INPUT MATERIAL:
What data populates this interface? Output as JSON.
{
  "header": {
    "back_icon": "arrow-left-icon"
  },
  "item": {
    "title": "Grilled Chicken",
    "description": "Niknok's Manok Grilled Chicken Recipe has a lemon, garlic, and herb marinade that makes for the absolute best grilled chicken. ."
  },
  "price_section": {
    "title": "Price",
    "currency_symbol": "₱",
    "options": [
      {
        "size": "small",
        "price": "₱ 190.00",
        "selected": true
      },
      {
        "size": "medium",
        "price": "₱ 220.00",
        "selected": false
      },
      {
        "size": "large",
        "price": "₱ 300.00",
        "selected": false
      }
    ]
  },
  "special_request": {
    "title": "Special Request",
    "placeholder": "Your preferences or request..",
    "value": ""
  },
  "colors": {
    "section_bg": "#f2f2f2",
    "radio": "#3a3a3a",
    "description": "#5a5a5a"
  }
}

INSTRUCTIONS FOR THE TASK: Set down all of the records shown above once more, exactly.

TASK ANSWER:
What data populates this interface? Output as JSON.
{
  "header": {
    "back_icon": "arrow-left-icon"
  },
  "item": {
    "title": "Grilled Chicken",
    "description": "Niknok's Manok Grilled Chicken Recipe has a lemon, garlic, and herb marinade that makes for the absolute best grilled chicken. ."
  },
  "price_section": {
    "title": "Price",
    "currency_symbol": "₱",
    "options": [
      {
        "size": "small",
        "price": "₱ 190.00",
        "selected": true
      },
      {
        "size": "medium",
        "price": "₱ 220.00",
        "selected": false
      },
      {
        "size": "large",
        "price": "₱ 300.00",
        "selected": false
      }
    ]
  },
  "special_request": {
    "title": "Special Request",
    "placeholder": "Your preferences or request..",
    "value": ""
  },
  "colors": {
    "section_bg": "#f2f2f2",
    "radio": "#3a3a3a",
    "description": "#5a5a5a"
  }
}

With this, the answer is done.